**Prompt:** Copy the data precisely, keeping every character.

**Supplied information:**
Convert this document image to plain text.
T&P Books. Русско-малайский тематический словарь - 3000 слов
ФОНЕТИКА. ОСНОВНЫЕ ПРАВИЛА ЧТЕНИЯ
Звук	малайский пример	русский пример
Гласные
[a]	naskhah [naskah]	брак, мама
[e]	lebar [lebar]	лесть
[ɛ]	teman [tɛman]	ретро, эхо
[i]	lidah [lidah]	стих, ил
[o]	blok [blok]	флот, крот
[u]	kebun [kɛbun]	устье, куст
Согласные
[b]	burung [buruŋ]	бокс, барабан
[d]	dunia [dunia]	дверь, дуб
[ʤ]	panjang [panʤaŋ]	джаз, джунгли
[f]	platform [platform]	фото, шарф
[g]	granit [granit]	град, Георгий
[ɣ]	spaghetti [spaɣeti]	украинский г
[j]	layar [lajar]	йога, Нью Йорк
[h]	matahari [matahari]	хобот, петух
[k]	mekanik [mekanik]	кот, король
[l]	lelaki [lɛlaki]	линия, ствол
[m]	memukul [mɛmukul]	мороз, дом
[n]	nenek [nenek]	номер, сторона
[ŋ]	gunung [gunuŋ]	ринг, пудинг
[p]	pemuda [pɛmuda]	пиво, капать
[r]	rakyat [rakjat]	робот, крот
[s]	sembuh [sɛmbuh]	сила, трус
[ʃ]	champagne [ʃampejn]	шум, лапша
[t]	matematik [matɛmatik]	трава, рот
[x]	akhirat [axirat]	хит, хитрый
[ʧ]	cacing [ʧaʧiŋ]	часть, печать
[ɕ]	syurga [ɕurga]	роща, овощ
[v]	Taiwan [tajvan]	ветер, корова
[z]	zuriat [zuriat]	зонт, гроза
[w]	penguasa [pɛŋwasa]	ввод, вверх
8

**Correct result:**
Convert this document image to plain text.
T&P Books. Русско-малайский тематический словарь - 3000 слов
ФОНЕТИКА. ОСНОВНЫЕ ПРАВИЛА ЧТЕНИЯ
Звук	малайский пример	русский пример
Гласные
[a]	naskhah [naskah]	брак, мама
[e]	lebar [lebar]	лесть
[ɛ]	teman [tɛman]	ретро, эхо
[i]	lidah [lidah]	стих, ил
[o]	blok [blok]	флот, крот
[u]	kebun [kɛbun]	устье, куст
Согласные
[b]	burung [buruŋ]	бокс, барабан
[d]	dunia [dunia]	дверь, дуб
[ʤ]	panjang [panʤaŋ]	джаз, джунгли
[f]	platform [platform]	фото, шарф
[g]	granit [granit]	град, Георгий
[ɣ]	spaghetti [spaɣeti]	украинский г
[j]	layar [lajar]	йога, Нью Йорк
[h]	matahari [matahari]	хобот, петух
[k]	mekanik [mekanik]	кот, король
[l]	lelaki [lɛlaki]	линия, ствол
[m]	memukul [mɛmukul]	мороз, дом
[n]	nenek [nenek]	номер, сторона
[ŋ]	gunung [gunuŋ]	ринг, пудинг
[p]	pemuda [pɛmuda]	пиво, капать
[r]	rakyat [rakjat]	робот, крот
[s]	sembuh [sɛmbuh]	сила, трус
[ʃ]	champagne [ʃampejn]	шум, лапша
[t]	matematik [matɛmatik]	трава, рот
[x]	akhirat [axirat]	хит, хитрый
[ʧ]	cacing [ʧaʧiŋ]	часть, печать
[ɕ]	syurga [ɕurga]	роща, овощ
[v]	Taiwan [tajvan]	ветер, корова
[z]	zuriat [zuriat]	зонт, гроза
[w]	penguasa [pɛŋwasa]	ввод, вверх
8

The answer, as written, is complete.